Take the listing and print it in full, exactly as given.

----

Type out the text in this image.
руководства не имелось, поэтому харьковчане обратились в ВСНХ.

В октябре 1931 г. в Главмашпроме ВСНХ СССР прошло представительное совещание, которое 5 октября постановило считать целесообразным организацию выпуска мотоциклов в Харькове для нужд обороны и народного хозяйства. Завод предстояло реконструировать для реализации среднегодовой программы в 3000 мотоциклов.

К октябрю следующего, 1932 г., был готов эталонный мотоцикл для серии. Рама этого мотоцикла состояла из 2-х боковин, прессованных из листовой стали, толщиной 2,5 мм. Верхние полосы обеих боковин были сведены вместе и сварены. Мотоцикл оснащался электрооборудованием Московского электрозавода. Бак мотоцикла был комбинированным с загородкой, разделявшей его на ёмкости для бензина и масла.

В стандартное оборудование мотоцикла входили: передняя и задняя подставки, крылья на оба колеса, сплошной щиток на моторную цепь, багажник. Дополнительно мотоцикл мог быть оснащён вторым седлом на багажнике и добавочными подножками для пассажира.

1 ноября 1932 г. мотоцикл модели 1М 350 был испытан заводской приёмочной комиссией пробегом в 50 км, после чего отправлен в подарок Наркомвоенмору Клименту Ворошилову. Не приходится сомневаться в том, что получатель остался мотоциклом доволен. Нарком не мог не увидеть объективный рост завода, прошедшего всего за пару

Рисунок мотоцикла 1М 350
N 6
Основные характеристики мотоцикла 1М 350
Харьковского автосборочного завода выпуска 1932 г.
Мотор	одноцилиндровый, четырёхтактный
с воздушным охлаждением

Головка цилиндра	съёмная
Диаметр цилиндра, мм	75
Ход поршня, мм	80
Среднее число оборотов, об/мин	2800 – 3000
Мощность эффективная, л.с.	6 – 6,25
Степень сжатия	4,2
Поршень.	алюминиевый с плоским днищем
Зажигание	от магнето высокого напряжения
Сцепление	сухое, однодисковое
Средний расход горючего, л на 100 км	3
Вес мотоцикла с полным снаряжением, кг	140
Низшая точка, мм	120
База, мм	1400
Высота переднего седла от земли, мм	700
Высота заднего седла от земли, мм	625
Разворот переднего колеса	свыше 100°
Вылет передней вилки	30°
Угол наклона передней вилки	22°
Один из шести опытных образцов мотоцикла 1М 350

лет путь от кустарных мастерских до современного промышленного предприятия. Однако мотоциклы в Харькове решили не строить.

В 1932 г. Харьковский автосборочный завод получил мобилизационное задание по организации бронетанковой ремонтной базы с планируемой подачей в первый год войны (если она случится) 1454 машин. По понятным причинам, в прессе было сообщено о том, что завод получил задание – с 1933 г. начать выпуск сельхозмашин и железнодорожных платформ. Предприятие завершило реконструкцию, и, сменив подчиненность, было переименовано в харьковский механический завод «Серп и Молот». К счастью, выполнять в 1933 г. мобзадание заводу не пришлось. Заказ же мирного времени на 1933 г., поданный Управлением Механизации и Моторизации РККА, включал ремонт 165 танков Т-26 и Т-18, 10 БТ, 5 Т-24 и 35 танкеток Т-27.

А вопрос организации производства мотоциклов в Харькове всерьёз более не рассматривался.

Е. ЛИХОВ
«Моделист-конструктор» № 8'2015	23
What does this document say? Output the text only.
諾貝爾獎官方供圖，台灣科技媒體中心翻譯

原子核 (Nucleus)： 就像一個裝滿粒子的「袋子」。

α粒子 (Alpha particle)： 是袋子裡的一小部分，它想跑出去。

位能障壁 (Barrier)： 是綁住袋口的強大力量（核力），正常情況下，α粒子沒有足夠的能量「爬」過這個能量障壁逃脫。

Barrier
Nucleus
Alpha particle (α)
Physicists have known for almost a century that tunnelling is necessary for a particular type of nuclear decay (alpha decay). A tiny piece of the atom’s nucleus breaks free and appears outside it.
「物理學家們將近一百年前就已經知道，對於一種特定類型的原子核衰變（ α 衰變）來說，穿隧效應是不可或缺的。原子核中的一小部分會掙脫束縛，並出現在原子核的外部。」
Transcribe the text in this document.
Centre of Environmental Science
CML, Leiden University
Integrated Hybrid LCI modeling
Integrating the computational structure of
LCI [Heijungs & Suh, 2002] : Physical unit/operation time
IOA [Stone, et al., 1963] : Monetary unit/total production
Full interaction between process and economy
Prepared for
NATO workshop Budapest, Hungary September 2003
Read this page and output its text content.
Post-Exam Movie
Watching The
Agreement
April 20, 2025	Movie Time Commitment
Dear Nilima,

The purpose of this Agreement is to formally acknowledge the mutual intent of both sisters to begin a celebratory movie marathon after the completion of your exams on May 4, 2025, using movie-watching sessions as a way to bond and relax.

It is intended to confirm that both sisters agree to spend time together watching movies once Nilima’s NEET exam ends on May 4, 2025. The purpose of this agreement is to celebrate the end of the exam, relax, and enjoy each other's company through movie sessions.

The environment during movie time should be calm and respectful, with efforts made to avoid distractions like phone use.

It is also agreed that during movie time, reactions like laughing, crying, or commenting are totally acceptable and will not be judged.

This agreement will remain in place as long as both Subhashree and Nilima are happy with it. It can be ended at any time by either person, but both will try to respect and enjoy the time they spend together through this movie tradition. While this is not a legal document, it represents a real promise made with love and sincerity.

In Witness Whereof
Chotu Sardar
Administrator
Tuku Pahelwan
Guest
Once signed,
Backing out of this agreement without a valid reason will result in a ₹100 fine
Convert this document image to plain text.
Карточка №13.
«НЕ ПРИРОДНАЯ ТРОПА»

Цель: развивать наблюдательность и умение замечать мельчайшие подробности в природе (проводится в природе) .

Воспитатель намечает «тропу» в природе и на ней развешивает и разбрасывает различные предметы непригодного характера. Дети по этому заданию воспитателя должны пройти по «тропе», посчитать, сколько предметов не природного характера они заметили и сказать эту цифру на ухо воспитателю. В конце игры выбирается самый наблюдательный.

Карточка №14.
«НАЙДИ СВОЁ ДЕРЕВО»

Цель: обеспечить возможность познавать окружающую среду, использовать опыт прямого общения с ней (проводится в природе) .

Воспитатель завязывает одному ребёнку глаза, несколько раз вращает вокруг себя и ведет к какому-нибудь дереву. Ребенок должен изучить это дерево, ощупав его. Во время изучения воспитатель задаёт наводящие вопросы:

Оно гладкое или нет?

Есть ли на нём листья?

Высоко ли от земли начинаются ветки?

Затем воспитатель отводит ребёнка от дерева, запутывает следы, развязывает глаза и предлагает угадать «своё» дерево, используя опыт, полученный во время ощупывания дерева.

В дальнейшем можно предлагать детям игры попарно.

----

**RESULT OF THIS EXERCISE**
Type out the text in this image.
руководства не имелось, поэтому харьковчане обратились в ВСНХ.

В октябре 1931 г. в Главмашпроме ВСНХ СССР прошло представительное совещание, которое 5 октября постановило считать целесообразным организацию выпуска мотоциклов в Харькове для нужд обороны и народного хозяйства. Завод предстояло реконструировать для реализации среднегодовой программы в 3000 мотоциклов.

К октябрю следующего, 1932 г., был готов эталонный мотоцикл для серии. Рама этого мотоцикла состояла из 2-х боковин, прессованных из листовой стали, толщиной 2,5 мм. Верхние полосы обеих боковин были сведены вместе и сварены. Мотоцикл оснащался электрооборудованием Московского электрозавода. Бак мотоцикла был комбинированным с загородкой, разделявшей его на ёмкости для бензина и масла.

В стандартное оборудование мотоцикла входили: передняя и задняя подставки, крылья на оба колеса, сплошной щиток на моторную цепь, багажник. Дополнительно мотоцикл мог быть оснащён вторым седлом на багажнике и добавочными подножками для пассажира.

1 ноября 1932 г. мотоцикл модели 1М 350 был испытан заводской приёмочной комиссией пробегом в 50 км, после чего отправлен в подарок Наркомвоенмору Клименту Ворошилову. Не приходится сомневаться в том, что получатель остался мотоциклом доволен. Нарком не мог не увидеть объективный рост завода, прошедшего всего за пару

Рисунок мотоцикла 1М 350
N 6
Основные характеристики мотоцикла 1М 350
Харьковского автосборочного завода выпуска 1932 г.
Мотор	одноцилиндровый, четырёхтактный
с воздушным охлаждением

Головка цилиндра	съёмная
Диаметр цилиндра, мм	75
Ход поршня, мм	80
Среднее число оборотов, об/мин	2800 – 3000
Мощность эффективная, л.с.	6 – 6,25
Степень сжатия	4,2
Поршень.	алюминиевый с плоским днищем
Зажигание	от магнето высокого напряжения
Сцепление	сухое, однодисковое
Средний расход горючего, л на 100 км	3
Вес мотоцикла с полным снаряжением, кг	140
Низшая точка, мм	120
База, мм	1400
Высота переднего седла от земли, мм	700
Высота заднего седла от земли, мм	625
Разворот переднего колеса	свыше 100°
Вылет передней вилки	30°
Угол наклона передней вилки	22°
Один из шести опытных образцов мотоцикла 1М 350

лет путь от кустарных мастерских до современного промышленного предприятия. Однако мотоциклы в Харькове решили не строить.

В 1932 г. Харьковский автосборочный завод получил мобилизационное задание по организации бронетанковой ремонтной базы с планируемой подачей в первый год войны (если она случится) 1454 машин. По понятным причинам, в прессе было сообщено о том, что завод получил задание – с 1933 г. начать выпуск сельхозмашин и железнодорожных платформ. Предприятие завершило реконструкцию, и, сменив подчиненность, было переименовано в харьковский механический завод «Серп и Молот». К счастью, выполнять в 1933 г. мобзадание заводу не пришлось. Заказ же мирного времени на 1933 г., поданный Управлением Механизации и Моторизации РККА, включал ремонт 165 танков Т-26 и Т-18, 10 БТ, 5 Т-24 и 35 танкеток Т-27.

А вопрос организации производства мотоциклов в Харькове всерьёз более не рассматривался.

Е. ЛИХОВ
«Моделист-конструктор» № 8'2015	23
What does this document say? Output the text only.
諾貝爾獎官方供圖，台灣科技媒體中心翻譯

原子核 (Nucleus)： 就像一個裝滿粒子的「袋子」。

α粒子 (Alpha particle)： 是袋子裡的一小部分，它想跑出去。

位能障壁 (Barrier)： 是綁住袋口的強大力量（核力），正常情況下，α粒子沒有足夠的能量「爬」過這個能量障壁逃脫。

Barrier
Nucleus
Alpha particle (α)
Physicists have known for almost a century that tunnelling is necessary for a particular type of nuclear decay (alpha decay). A tiny piece of the atom’s nucleus breaks free and appears outside it.
「物理學家們將近一百年前就已經知道，對於一種特定類型的原子核衰變（ α 衰變）來說，穿隧效應是不可或缺的。原子核中的一小部分會掙脫束縛，並出現在原子核的外部。」
Transcribe the text in this document.
Centre of Environmental Science
CML, Leiden University
Integrated Hybrid LCI modeling
Integrating the computational structure of
LCI [Heijungs & Suh, 2002] : Physical unit/operation time
IOA [Stone, et al., 1963] : Monetary unit/total production
Full interaction between process and economy
Prepared for
NATO workshop Budapest, Hungary September 2003
Read this page and output its text content.
Post-Exam Movie
Watching The
Agreement
April 20, 2025	Movie Time Commitment
Dear Nilima,

The purpose of this Agreement is to formally acknowledge the mutual intent of both sisters to begin a celebratory movie marathon after the completion of your exams on May 4, 2025, using movie-watching sessions as a way to bond and relax.

It is intended to confirm that both sisters agree to spend time together watching movies once Nilima’s NEET exam ends on May 4, 2025. The purpose of this agreement is to celebrate the end of the exam, relax, and enjoy each other's company through movie sessions.

The environment during movie time should be calm and respectful, with efforts made to avoid distractions like phone use.

It is also agreed that during movie time, reactions like laughing, crying, or commenting are totally acceptable and will not be judged.

This agreement will remain in place as long as both Subhashree and Nilima are happy with it. It can be ended at any time by either person, but both will try to respect and enjoy the time they spend together through this movie tradition. While this is not a legal document, it represents a real promise made with love and sincerity.

In Witness Whereof
Chotu Sardar
Administrator
Tuku Pahelwan
Guest
Once signed,
Backing out of this agreement without a valid reason will result in a ₹100 fine
Convert this document image to plain text.
Карточка №13.
«НЕ ПРИРОДНАЯ ТРОПА»

Цель: развивать наблюдательность и умение замечать мельчайшие подробности в природе (проводится в природе) .

Воспитатель намечает «тропу» в природе и на ней развешивает и разбрасывает различные предметы непригодного характера. Дети по этому заданию воспитателя должны пройти по «тропе», посчитать, сколько предметов не природного характера они заметили и сказать эту цифру на ухо воспитателю. В конце игры выбирается самый наблюдательный.

Карточка №14.
«НАЙДИ СВОЁ ДЕРЕВО»

Цель: обеспечить возможность познавать окружающую среду, использовать опыт прямого общения с ней (проводится в природе) .

Воспитатель завязывает одному ребёнку глаза, несколько раз вращает вокруг себя и ведет к какому-нибудь дереву. Ребенок должен изучить это дерево, ощупав его. Во время изучения воспитатель задаёт наводящие вопросы:

Оно гладкое или нет?

Есть ли на нём листья?

Высоко ли от земли начинаются ветки?

Затем воспитатель отводит ребёнка от дерева, запутывает следы, развязывает глаза и предлагает угадать «своё» дерево, используя опыт, полученный во время ощупывания дерева.

В дальнейшем можно предлагать детям игры попарно.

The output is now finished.